[Entries with figure data]

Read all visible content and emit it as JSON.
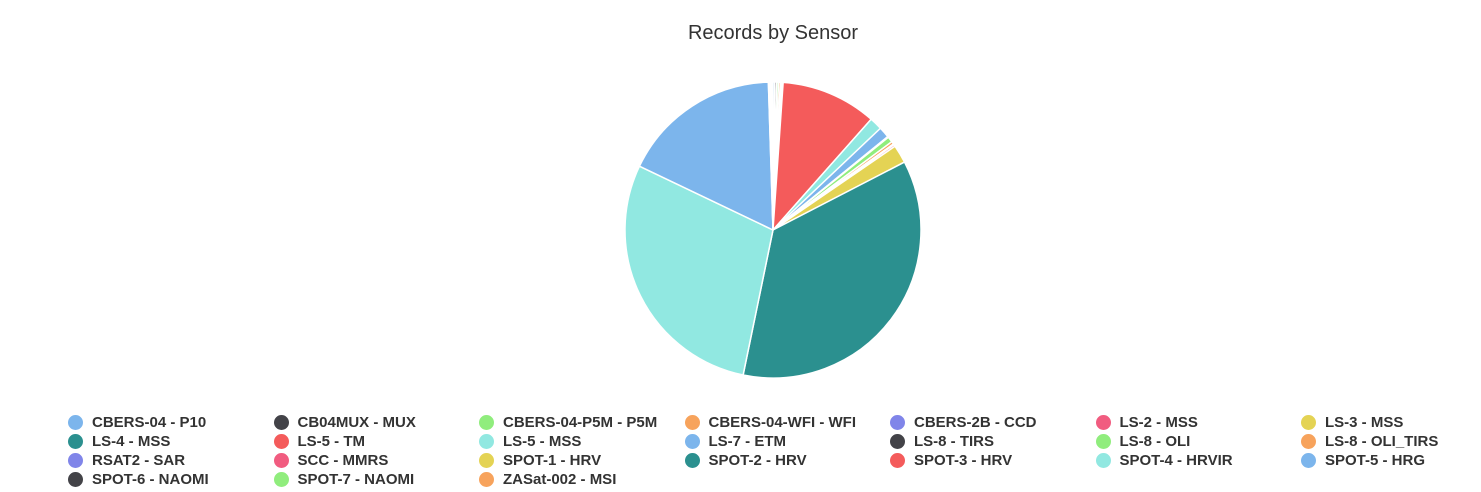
{
  "chart_data": {
    "type": "pie",
    "title": "Records by Sensor",
    "legend_position": "bottom",
    "slices": [
      {
        "label": "CBERS-04 - P10",
        "value": 0.2,
        "color": "#7cb5ec"
      },
      {
        "label": "CB04MUX - MUX",
        "value": 0.2,
        "color": "#434348"
      },
      {
        "label": "CBERS-04-P5M - P5M",
        "value": 0.2,
        "color": "#90ed7d"
      },
      {
        "label": "CBERS-04-WFI - WFI",
        "value": 0.2,
        "color": "#f7a35c"
      },
      {
        "label": "CBERS-2B - CCD",
        "value": 0.1,
        "color": "#8085e9"
      },
      {
        "label": "LS-2 - MSS",
        "value": 0.1,
        "color": "#f15c80"
      },
      {
        "label": "LS-3 - MSS",
        "value": 0.1,
        "color": "#e4d354"
      },
      {
        "label": "LS-5 - TM",
        "value": 10.5,
        "color": "#f45b5b"
      },
      {
        "label": "LS-5 - MSS",
        "value": 1.4,
        "color": "#91e8e1"
      },
      {
        "label": "LS-7 - ETM",
        "value": 1.2,
        "color": "#7cb5ec"
      },
      {
        "label": "LS-8 - TIRS",
        "value": 0.1,
        "color": "#434348"
      },
      {
        "label": "LS-8 - OLI",
        "value": 0.6,
        "color": "#90ed7d"
      },
      {
        "label": "LS-8 - OLI_TIRS",
        "value": 0.3,
        "color": "#f7a35c"
      },
      {
        "label": "RSAT2 - SAR",
        "value": 0.1,
        "color": "#8085e9"
      },
      {
        "label": "SCC - MMRS",
        "value": 0.2,
        "color": "#f15c80"
      },
      {
        "label": "SPOT-1 - HRV",
        "value": 2.0,
        "color": "#e4d354"
      },
      {
        "label": "LS-4 - MSS",
        "value": 36.0,
        "color": "#2b908f"
      },
      {
        "label": "SPOT-4 - HRVIR",
        "value": 29.0,
        "color": "#91e8e1"
      },
      {
        "label": "SPOT-5 - HRG",
        "value": 17.5,
        "color": "#7cb5ec"
      },
      {
        "label": "SPOT-2 - HRV",
        "value": 0.1,
        "color": "#2b908f"
      },
      {
        "label": "SPOT-3 - HRV",
        "value": 0.1,
        "color": "#f45b5b"
      },
      {
        "label": "SPOT-6 - NAOMI",
        "value": 0.1,
        "color": "#434348"
      },
      {
        "label": "SPOT-7 - NAOMI",
        "value": 0.1,
        "color": "#90ed7d"
      },
      {
        "label": "ZASat-002 - MSI",
        "value": 0.1,
        "color": "#f7a35c"
      }
    ],
    "legend": [
      {
        "label": "CBERS-04 - P10",
        "color": "#7cb5ec"
      },
      {
        "label": "CB04MUX - MUX",
        "color": "#434348"
      },
      {
        "label": "CBERS-04-P5M - P5M",
        "color": "#90ed7d"
      },
      {
        "label": "CBERS-04-WFI - WFI",
        "color": "#f7a35c"
      },
      {
        "label": "CBERS-2B - CCD",
        "color": "#8085e9"
      },
      {
        "label": "LS-2 - MSS",
        "color": "#f15c80"
      },
      {
        "label": "LS-3 - MSS",
        "color": "#e4d354"
      },
      {
        "label": "LS-4 - MSS",
        "color": "#2b908f"
      },
      {
        "label": "LS-5 - TM",
        "color": "#f45b5b"
      },
      {
        "label": "LS-5 - MSS",
        "color": "#91e8e1"
      },
      {
        "label": "LS-7 - ETM",
        "color": "#7cb5ec"
      },
      {
        "label": "LS-8 - TIRS",
        "color": "#434348"
      },
      {
        "label": "LS-8 - OLI",
        "color": "#90ed7d"
      },
      {
        "label": "LS-8 - OLI_TIRS",
        "color": "#f7a35c"
      },
      {
        "label": "RSAT2 - SAR",
        "color": "#8085e9"
      },
      {
        "label": "SCC - MMRS",
        "color": "#f15c80"
      },
      {
        "label": "SPOT-1 - HRV",
        "color": "#e4d354"
      },
      {
        "label": "SPOT-2 - HRV",
        "color": "#2b908f"
      },
      {
        "label": "SPOT-3 - HRV",
        "color": "#f45b5b"
      },
      {
        "label": "SPOT-4 - HRVIR",
        "color": "#91e8e1"
      },
      {
        "label": "SPOT-5 - HRG",
        "color": "#7cb5ec"
      },
      {
        "label": "SPOT-6 - NAOMI",
        "color": "#434348"
      },
      {
        "label": "SPOT-7 - NAOMI",
        "color": "#90ed7d"
      },
      {
        "label": "ZASat-002 - MSI",
        "color": "#f7a35c"
      }
    ]
  }
}
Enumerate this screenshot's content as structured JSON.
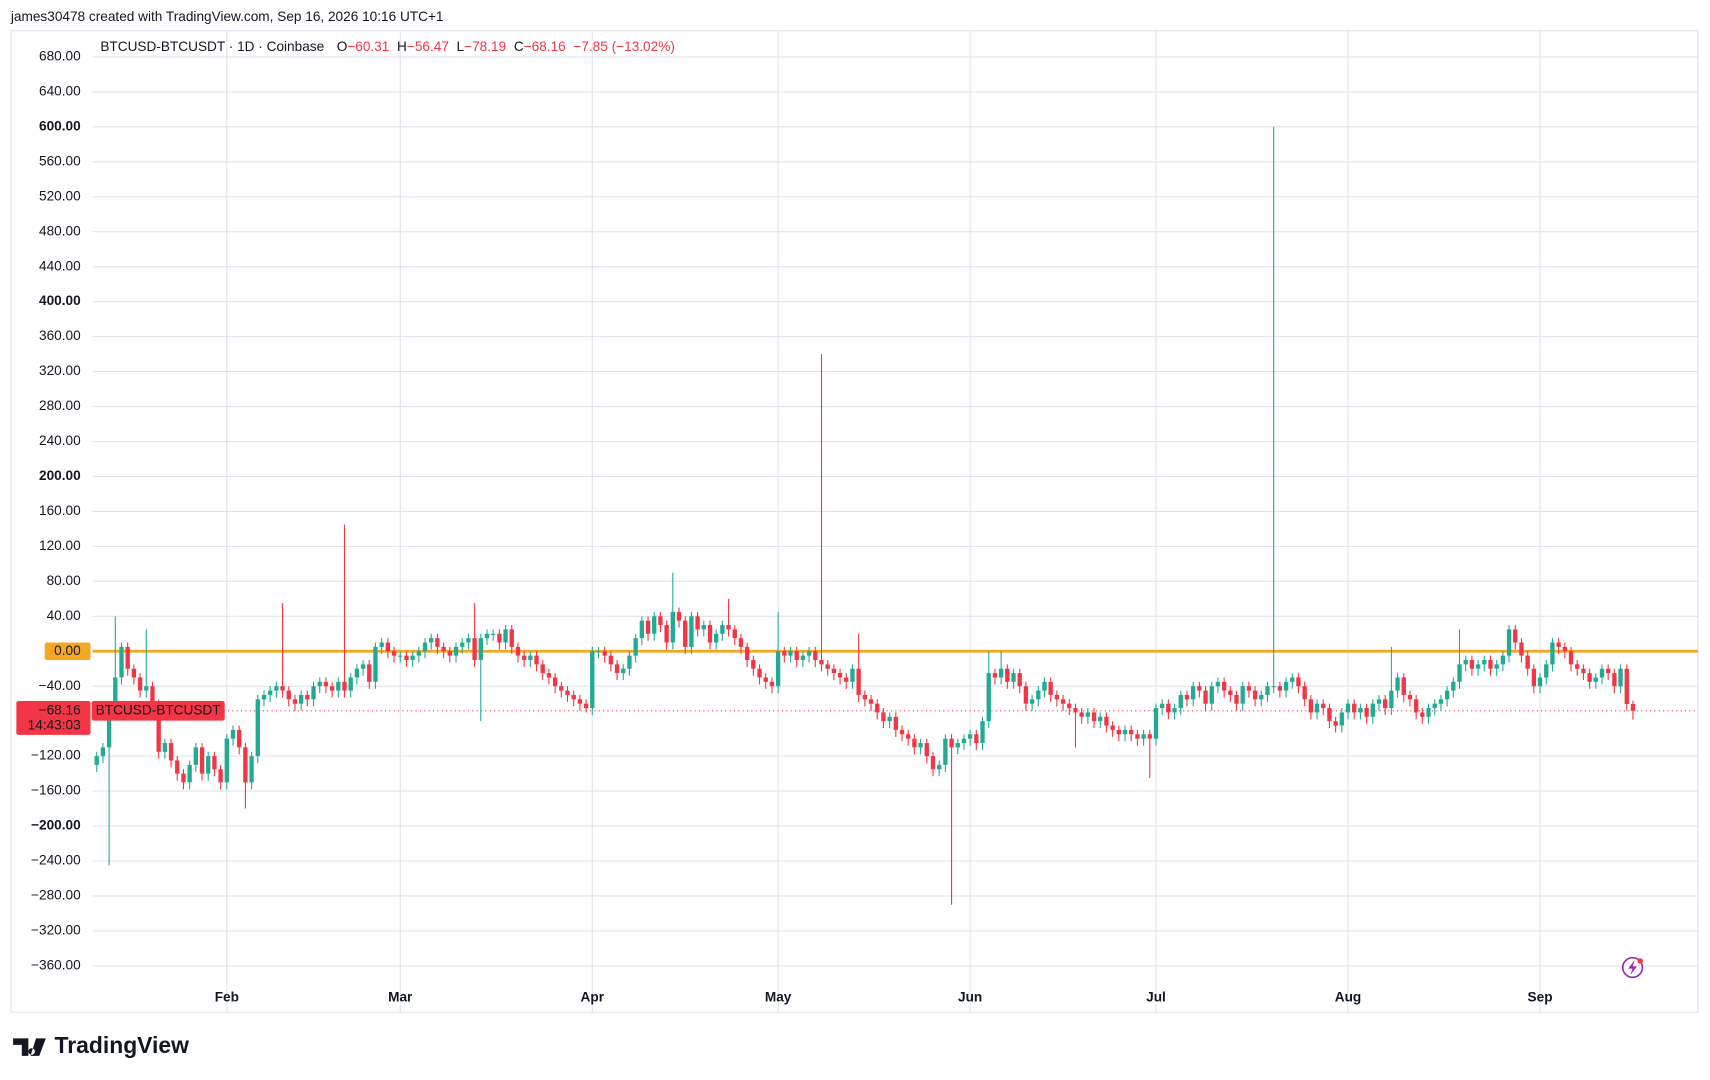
{
  "attribution": "james30478 created with TradingView.com, Sep 16, 2026 10:16 UTC+1",
  "brand": "TradingView",
  "chart_data": {
    "type": "candlestick",
    "title": "BTCUSD-BTCUSDT · 1D · Coinbase",
    "legend_items": [
      {
        "key": "O",
        "value": "−60.31"
      },
      {
        "key": "H",
        "value": "−56.47"
      },
      {
        "key": "L",
        "value": "−78.19"
      },
      {
        "key": "C",
        "value": "−68.16"
      }
    ],
    "change": "−7.85 (−13.02%)",
    "up_color": "#22ab94",
    "down_color": "#f23645",
    "grid": true,
    "xlim": [
      -0.65,
      258.5
    ],
    "xticks": [
      {
        "value": 21,
        "label": "Feb"
      },
      {
        "value": 49,
        "label": "Mar"
      },
      {
        "value": 80,
        "label": "Apr"
      },
      {
        "value": 110,
        "label": "May"
      },
      {
        "value": 141,
        "label": "Jun"
      },
      {
        "value": 171,
        "label": "Jul"
      },
      {
        "value": 202,
        "label": "Aug"
      },
      {
        "value": 233,
        "label": "Sep"
      }
    ],
    "ylim": [
      -413,
      710
    ],
    "yticks": [
      {
        "value": 680,
        "label": "680.00"
      },
      {
        "value": 640,
        "label": "640.00"
      },
      {
        "value": 600,
        "label": "600.00"
      },
      {
        "value": 560,
        "label": "560.00"
      },
      {
        "value": 520,
        "label": "520.00"
      },
      {
        "value": 480,
        "label": "480.00"
      },
      {
        "value": 440,
        "label": "440.00"
      },
      {
        "value": 400,
        "label": "400.00"
      },
      {
        "value": 360,
        "label": "360.00"
      },
      {
        "value": 320,
        "label": "320.00"
      },
      {
        "value": 280,
        "label": "280.00"
      },
      {
        "value": 240,
        "label": "240.00"
      },
      {
        "value": 200,
        "label": "200.00"
      },
      {
        "value": 160,
        "label": "160.00"
      },
      {
        "value": 120,
        "label": "120.00"
      },
      {
        "value": 80,
        "label": "80.00"
      },
      {
        "value": 40,
        "label": "40.00"
      },
      {
        "value": -40,
        "label": "−40.00"
      },
      {
        "value": -120,
        "label": "−120.00"
      },
      {
        "value": -160,
        "label": "−160.00"
      },
      {
        "value": -200,
        "label": "−200.00"
      },
      {
        "value": -240,
        "label": "−240.00"
      },
      {
        "value": -280,
        "label": "−280.00"
      },
      {
        "value": -320,
        "label": "−320.00"
      },
      {
        "value": -360,
        "label": "−360.00"
      }
    ],
    "hline": {
      "value": 0,
      "label": "0.00",
      "color": "#f5a623"
    },
    "last_price": {
      "value": -68.16,
      "label": "−68.16",
      "name": "BTCUSD-BTCUSDT",
      "countdown": "14:43:03"
    },
    "open": [
      -130,
      -120,
      -110,
      -70,
      -30,
      5,
      -20,
      -30,
      -45,
      -40,
      -60,
      -115,
      -105,
      -125,
      -140,
      -150,
      -130,
      -110,
      -140,
      -120,
      -135,
      -150,
      -100,
      -90,
      -110,
      -150,
      -120,
      -55,
      -50,
      -45,
      -40,
      -45,
      -55,
      -60,
      -50,
      -55,
      -40,
      -35,
      -40,
      -45,
      -35,
      -45,
      -30,
      -20,
      -15,
      -35,
      5,
      10,
      0,
      -5,
      -5,
      -10,
      -5,
      0,
      10,
      15,
      5,
      0,
      -5,
      5,
      10,
      15,
      -10,
      15,
      20,
      20,
      10,
      25,
      5,
      -5,
      -10,
      -5,
      -15,
      -25,
      -30,
      -40,
      -45,
      -50,
      -55,
      -60,
      -65,
      0,
      0,
      -5,
      -15,
      -25,
      -20,
      -5,
      15,
      35,
      20,
      40,
      30,
      10,
      45,
      35,
      5,
      40,
      25,
      30,
      10,
      20,
      30,
      25,
      15,
      5,
      -10,
      -20,
      -30,
      -35,
      -40,
      0,
      -5,
      0,
      -10,
      -5,
      0,
      -10,
      -15,
      -20,
      -25,
      -30,
      -35,
      -20,
      -50,
      -55,
      -60,
      -70,
      -80,
      -75,
      -90,
      -95,
      -100,
      -110,
      -105,
      -120,
      -135,
      -130,
      -100,
      -110,
      -105,
      -100,
      -95,
      -105,
      -80,
      -25,
      -30,
      -20,
      -35,
      -25,
      -40,
      -60,
      -55,
      -45,
      -35,
      -50,
      -55,
      -60,
      -65,
      -70,
      -75,
      -70,
      -80,
      -75,
      -85,
      -90,
      -95,
      -90,
      -95,
      -100,
      -95,
      -100,
      -65,
      -60,
      -70,
      -65,
      -50,
      -55,
      -40,
      -45,
      -60,
      -40,
      -35,
      -45,
      -50,
      -60,
      -40,
      -45,
      -55,
      -50,
      -40,
      -40,
      -45,
      -35,
      -30,
      -40,
      -55,
      -70,
      -60,
      -65,
      -80,
      -85,
      -70,
      -60,
      -70,
      -65,
      -75,
      -60,
      -55,
      -65,
      -45,
      -30,
      -50,
      -55,
      -70,
      -75,
      -65,
      -60,
      -55,
      -45,
      -35,
      -15,
      -10,
      -20,
      -15,
      -10,
      -20,
      -15,
      -5,
      25,
      10,
      -5,
      -20,
      -40,
      -30,
      -15,
      10,
      5,
      0,
      -15,
      -20,
      -25,
      -35,
      -30,
      -20,
      -25,
      -40,
      -20,
      -60.31
    ],
    "high": [
      -115,
      -105,
      -65,
      40,
      10,
      10,
      -15,
      -25,
      25,
      -35,
      -55,
      -100,
      -100,
      -120,
      -135,
      -125,
      -105,
      -105,
      -115,
      -115,
      -130,
      -95,
      -85,
      -85,
      -105,
      -115,
      -50,
      -45,
      -40,
      -35,
      55,
      -40,
      -50,
      -45,
      -45,
      -35,
      -30,
      -30,
      -35,
      -30,
      145,
      -25,
      -15,
      -10,
      -10,
      10,
      15,
      15,
      5,
      0,
      0,
      0,
      5,
      15,
      20,
      20,
      10,
      5,
      10,
      15,
      20,
      55,
      20,
      25,
      25,
      25,
      30,
      30,
      10,
      0,
      0,
      0,
      -10,
      -20,
      -25,
      -35,
      -40,
      -45,
      -50,
      -55,
      5,
      5,
      5,
      0,
      -10,
      -15,
      0,
      20,
      40,
      40,
      45,
      45,
      35,
      90,
      50,
      40,
      45,
      45,
      35,
      35,
      25,
      35,
      60,
      30,
      20,
      10,
      -5,
      -15,
      -25,
      -30,
      45,
      5,
      5,
      5,
      0,
      5,
      5,
      340,
      -10,
      -15,
      -20,
      -25,
      -15,
      20,
      -45,
      -50,
      -55,
      -65,
      -70,
      -70,
      -85,
      -90,
      -95,
      -100,
      -100,
      -115,
      -125,
      -95,
      -95,
      -100,
      -95,
      -90,
      -90,
      -75,
      0,
      -20,
      0,
      -15,
      -20,
      -20,
      -35,
      -50,
      -40,
      -30,
      -30,
      -45,
      -50,
      -55,
      -60,
      -65,
      -65,
      -65,
      -70,
      -70,
      -80,
      -85,
      -85,
      -85,
      -90,
      -90,
      -90,
      -60,
      -55,
      -55,
      -60,
      -45,
      -45,
      -35,
      -35,
      -40,
      -35,
      -30,
      -30,
      -40,
      -45,
      -35,
      -35,
      -40,
      -45,
      -35,
      600,
      -35,
      -30,
      -25,
      -25,
      -35,
      -50,
      -55,
      -55,
      -60,
      -75,
      -65,
      -55,
      -55,
      -60,
      -60,
      -55,
      -50,
      -50,
      5,
      -25,
      -25,
      -45,
      -50,
      -65,
      -60,
      -55,
      -50,
      -40,
      -30,
      25,
      -5,
      -5,
      -10,
      -5,
      -5,
      -10,
      0,
      30,
      30,
      15,
      0,
      -15,
      -25,
      -10,
      15,
      15,
      10,
      5,
      -10,
      -15,
      -20,
      -25,
      -15,
      -15,
      -20,
      -15,
      -15,
      -56.47
    ],
    "low": [
      -138,
      -128,
      -245,
      -78,
      -38,
      -28,
      -38,
      -53,
      -53,
      -68,
      -123,
      -123,
      -133,
      -148,
      -158,
      -158,
      -138,
      -148,
      -148,
      -143,
      -158,
      -158,
      -108,
      -118,
      -180,
      -158,
      -128,
      -63,
      -58,
      -53,
      -53,
      -63,
      -68,
      -68,
      -63,
      -63,
      -48,
      -48,
      -53,
      -53,
      -53,
      -53,
      -38,
      -28,
      -43,
      -43,
      -3,
      -8,
      -13,
      -13,
      -18,
      -18,
      -13,
      -8,
      2,
      -3,
      -8,
      -13,
      -13,
      -3,
      2,
      -18,
      -80,
      7,
      12,
      2,
      2,
      -3,
      -13,
      -18,
      -18,
      -23,
      -33,
      -38,
      -48,
      -53,
      -58,
      -63,
      -68,
      -70,
      -73,
      -8,
      -13,
      -23,
      -33,
      -33,
      -28,
      -13,
      7,
      12,
      12,
      22,
      2,
      2,
      27,
      -3,
      -3,
      17,
      17,
      2,
      2,
      12,
      17,
      7,
      -3,
      -18,
      -28,
      -38,
      -43,
      -48,
      -48,
      -13,
      -13,
      -18,
      -18,
      -13,
      -18,
      -23,
      -28,
      -33,
      -38,
      -43,
      -43,
      -58,
      -63,
      -68,
      -78,
      -88,
      -88,
      -98,
      -103,
      -108,
      -118,
      -118,
      -128,
      -143,
      -143,
      -138,
      -290,
      -118,
      -113,
      -108,
      -113,
      -113,
      -88,
      -38,
      -38,
      -43,
      -43,
      -48,
      -68,
      -68,
      -63,
      -53,
      -58,
      -63,
      -68,
      -73,
      -110,
      -83,
      -83,
      -88,
      -88,
      -93,
      -98,
      -103,
      -103,
      -103,
      -108,
      -108,
      -145,
      -108,
      -73,
      -78,
      -78,
      -73,
      -63,
      -63,
      -53,
      -68,
      -68,
      -48,
      -53,
      -58,
      -68,
      -68,
      -53,
      -63,
      -63,
      -58,
      -48,
      -53,
      -53,
      -43,
      -48,
      -63,
      -78,
      -78,
      -73,
      -88,
      -93,
      -93,
      -78,
      -78,
      -78,
      -83,
      -83,
      -68,
      -73,
      -73,
      -53,
      -58,
      -63,
      -78,
      -83,
      -83,
      -73,
      -68,
      -63,
      -53,
      -43,
      -23,
      -28,
      -28,
      -23,
      -28,
      -28,
      -23,
      -13,
      2,
      -13,
      -28,
      -48,
      -48,
      -38,
      -23,
      -3,
      -8,
      -23,
      -28,
      -33,
      -43,
      -43,
      -38,
      -33,
      -48,
      -48,
      -68,
      -78.19
    ],
    "close": [
      -120,
      -110,
      -70,
      -30,
      5,
      -20,
      -30,
      -45,
      -40,
      -60,
      -115,
      -105,
      -125,
      -140,
      -150,
      -130,
      -110,
      -140,
      -120,
      -135,
      -150,
      -100,
      -90,
      -110,
      -150,
      -120,
      -55,
      -50,
      -45,
      -40,
      -45,
      -55,
      -60,
      -50,
      -55,
      -40,
      -35,
      -40,
      -45,
      -35,
      -45,
      -30,
      -20,
      -15,
      -35,
      5,
      10,
      0,
      -5,
      -5,
      -10,
      -5,
      0,
      10,
      15,
      5,
      0,
      -5,
      5,
      10,
      15,
      -10,
      15,
      20,
      20,
      10,
      25,
      5,
      -5,
      -10,
      -5,
      -15,
      -25,
      -30,
      -40,
      -45,
      -50,
      -55,
      -60,
      -65,
      0,
      0,
      -5,
      -15,
      -25,
      -20,
      -5,
      15,
      35,
      20,
      40,
      30,
      10,
      45,
      35,
      5,
      40,
      25,
      30,
      10,
      20,
      30,
      25,
      15,
      5,
      -10,
      -20,
      -30,
      -35,
      -40,
      0,
      -5,
      0,
      -10,
      -5,
      0,
      -10,
      -15,
      -20,
      -25,
      -30,
      -35,
      -20,
      -50,
      -55,
      -60,
      -70,
      -80,
      -75,
      -90,
      -95,
      -100,
      -110,
      -105,
      -120,
      -135,
      -130,
      -100,
      -110,
      -105,
      -100,
      -95,
      -105,
      -80,
      -25,
      -30,
      -20,
      -35,
      -25,
      -40,
      -60,
      -55,
      -45,
      -35,
      -50,
      -55,
      -60,
      -65,
      -70,
      -75,
      -70,
      -80,
      -75,
      -85,
      -90,
      -95,
      -90,
      -95,
      -100,
      -95,
      -100,
      -65,
      -60,
      -70,
      -65,
      -50,
      -55,
      -40,
      -45,
      -60,
      -40,
      -35,
      -45,
      -50,
      -60,
      -40,
      -45,
      -55,
      -50,
      -40,
      -40,
      -45,
      -35,
      -30,
      -40,
      -55,
      -70,
      -60,
      -65,
      -80,
      -85,
      -70,
      -60,
      -70,
      -65,
      -75,
      -60,
      -55,
      -65,
      -45,
      -30,
      -50,
      -55,
      -70,
      -75,
      -65,
      -60,
      -55,
      -45,
      -35,
      -15,
      -10,
      -20,
      -15,
      -10,
      -20,
      -15,
      -5,
      25,
      10,
      -5,
      -20,
      -40,
      -30,
      -15,
      10,
      5,
      0,
      -15,
      -20,
      -25,
      -35,
      -30,
      -20,
      -25,
      -40,
      -20,
      -60.31,
      -68.16
    ]
  }
}
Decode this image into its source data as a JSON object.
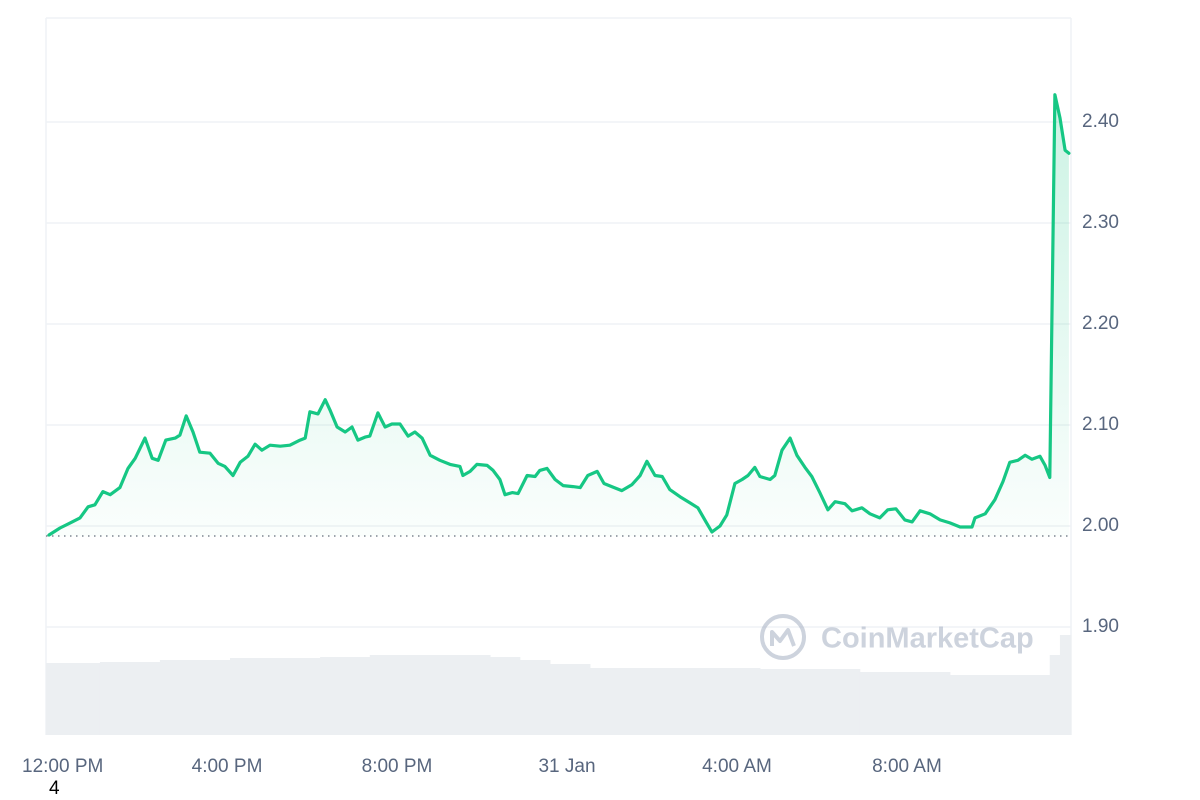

▸ EXERCISE INSTRUCTIONS
Compute the number of lines above that contain the string "BTCUSD". Reply with that value only.

▸ FINISHED EXERCISE
2